### Problem Tanımı 1:
Bayburt tiyatro yazısında tırnak işaretleri içinde verilen ifadeleri listeleyin. Tekrar eden ifadeyi yalnızca bir kez yazın.
### Problem Tanımı 2:
Bayburt tiyatro yazısında "Türk tarihi ağırlıklı" ile başlayıp "güncel oyunlarından biridir..." ile biten bölümü olduğu gibi kopyalayın.

### Makale:
************
Uzun zaman oldu yazmayalı… Fakat geçtiğimiz günlerde kutlanan “27 Mart Dünya Tiyatrolar Günü” anısına bütün sıkıntılarıma rağmen yazmaya devam etmem gerektiğini düşündüm. Pek çok uluslararası etkinliklerle kutlanan bu özel gün için Bayburt tiyatro günlerinden bir gün daha analım istedim…

Uzun zaman oldu yazmayalı… Fakat geçtiğimiz günlerde kutlanan “27 Mart Dünya Tiyatrolar Günü” anısına bütün sıkıntılarıma rağmen yazmaya devam etmem gerektiğini düşündüm. Pek çok uluslararası etkinliklerle kutlanan bu özel gün için Bayburt tiyatro günlerinden bir gün daha analım istedim…

1964 yılında Ar Sineması’nda 1. versiyonunu seyrettiğim “Alparslan” adlı oyun; yıllar sonra "Büyük Köprü" adıyla 2. versiyonunu oynadığım oyun olacaktı…

Yıl 1978… 21 Şubat Kurtuluş Gecesi’ne hazırlanıyoruz… Bayburt’a dönüşümün 1. yılı… Zamanla birlikte çok şey değişmişti… Nede olsa 10 yıl sonra Bayburt’a dönmüştüm. Önceki yıllarda, Bayburt’un tiyatro sahnelerinde seyrettiğim ya da aynı sahneyi paylaştığım arkadaşlarım yerlerini yeni yeteneklere bıraksa da, ben zamanını görevinin dışında bütünüyle tiyatro ve folklor alanında geçirmiş biri olarak bıraktığım yerden tekrar devam etmek istedim… Böylelikle kendime de rol verdiğim günün manasına uygun bir oyun olan Büyük Köprü’yü sahneye koymak için çalışmalara başladım… 

Türk tarihi ağırlıklı romanlarıyla tanınan Milliyetçi yazar Mustafa Necati Sepetçioğlu’nun eserinden oluşan Büyük Köprü; değişik zamanlarda, farklı adlarla bir çok yerde sahnelenen, dönemin güncel oyunlarından biridir...
************
### Alıntılanan Kayıtlar:
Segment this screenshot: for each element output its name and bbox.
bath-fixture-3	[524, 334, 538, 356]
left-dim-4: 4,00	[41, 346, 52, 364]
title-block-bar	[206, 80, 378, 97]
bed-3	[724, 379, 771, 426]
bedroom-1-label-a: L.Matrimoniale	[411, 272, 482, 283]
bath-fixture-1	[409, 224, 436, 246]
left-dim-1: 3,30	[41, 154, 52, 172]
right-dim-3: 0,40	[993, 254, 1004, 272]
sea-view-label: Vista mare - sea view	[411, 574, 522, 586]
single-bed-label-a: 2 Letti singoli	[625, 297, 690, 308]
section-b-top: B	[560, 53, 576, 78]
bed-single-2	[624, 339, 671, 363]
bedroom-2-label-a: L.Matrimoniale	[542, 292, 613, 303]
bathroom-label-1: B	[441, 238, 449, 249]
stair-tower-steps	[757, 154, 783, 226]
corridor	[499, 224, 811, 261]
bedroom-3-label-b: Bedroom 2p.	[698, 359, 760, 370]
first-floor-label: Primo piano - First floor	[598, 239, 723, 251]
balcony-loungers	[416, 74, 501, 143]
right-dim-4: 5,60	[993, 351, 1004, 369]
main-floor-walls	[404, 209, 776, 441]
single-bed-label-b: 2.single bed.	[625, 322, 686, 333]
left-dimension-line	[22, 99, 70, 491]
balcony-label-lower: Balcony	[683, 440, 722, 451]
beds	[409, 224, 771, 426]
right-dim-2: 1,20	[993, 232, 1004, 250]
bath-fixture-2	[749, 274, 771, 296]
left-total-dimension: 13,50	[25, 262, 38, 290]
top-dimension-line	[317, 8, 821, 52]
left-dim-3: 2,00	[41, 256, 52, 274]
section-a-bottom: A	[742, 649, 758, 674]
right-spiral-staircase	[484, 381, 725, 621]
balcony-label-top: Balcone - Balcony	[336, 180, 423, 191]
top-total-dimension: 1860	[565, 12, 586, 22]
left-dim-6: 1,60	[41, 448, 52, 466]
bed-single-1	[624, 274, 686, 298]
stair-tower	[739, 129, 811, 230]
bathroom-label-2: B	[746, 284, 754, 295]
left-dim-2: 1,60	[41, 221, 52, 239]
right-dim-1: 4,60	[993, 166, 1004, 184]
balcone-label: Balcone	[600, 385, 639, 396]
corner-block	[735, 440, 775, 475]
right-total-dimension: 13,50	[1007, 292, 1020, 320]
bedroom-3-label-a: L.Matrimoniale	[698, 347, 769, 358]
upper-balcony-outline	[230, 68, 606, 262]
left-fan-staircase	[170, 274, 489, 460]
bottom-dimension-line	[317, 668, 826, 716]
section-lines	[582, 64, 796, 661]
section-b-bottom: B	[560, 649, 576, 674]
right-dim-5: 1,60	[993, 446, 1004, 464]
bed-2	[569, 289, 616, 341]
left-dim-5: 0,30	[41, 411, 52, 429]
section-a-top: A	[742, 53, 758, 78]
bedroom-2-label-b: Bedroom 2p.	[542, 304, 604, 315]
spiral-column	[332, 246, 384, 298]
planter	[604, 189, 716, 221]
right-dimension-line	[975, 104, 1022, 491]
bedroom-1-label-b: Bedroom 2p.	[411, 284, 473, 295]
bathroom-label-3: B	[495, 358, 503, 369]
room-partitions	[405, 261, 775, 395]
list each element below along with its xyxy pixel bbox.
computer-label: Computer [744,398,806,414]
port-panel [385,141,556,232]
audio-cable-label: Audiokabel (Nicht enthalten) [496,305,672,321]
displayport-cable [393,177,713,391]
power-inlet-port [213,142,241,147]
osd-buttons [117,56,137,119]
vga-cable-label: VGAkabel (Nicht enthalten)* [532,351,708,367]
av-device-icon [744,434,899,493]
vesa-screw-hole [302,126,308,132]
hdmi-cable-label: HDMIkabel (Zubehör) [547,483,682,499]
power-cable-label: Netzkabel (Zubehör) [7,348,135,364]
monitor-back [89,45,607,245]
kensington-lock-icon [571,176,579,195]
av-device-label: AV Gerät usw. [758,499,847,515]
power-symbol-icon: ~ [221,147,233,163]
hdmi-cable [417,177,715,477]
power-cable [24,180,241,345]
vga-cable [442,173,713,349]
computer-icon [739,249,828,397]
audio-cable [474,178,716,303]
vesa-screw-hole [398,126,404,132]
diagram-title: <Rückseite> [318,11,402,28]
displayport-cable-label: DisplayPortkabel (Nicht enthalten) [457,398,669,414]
************
### Problem Çözümü 1:
27 Mart Dünya Tiyatrolar Günü
Alparslan
Büyük Köprü

### Problem Çözümü 2:
Türk tarihi ağırlıklı romanlarıyla tanınan Milliyetçi yazar Mustafa Necati Sepetçioğlu’nun eserinden oluşan Büyük Köprü; değişik zamanlarda, farklı adlarla bir çok yerde sahnelenen, dönemin güncel oyunlarından biridir...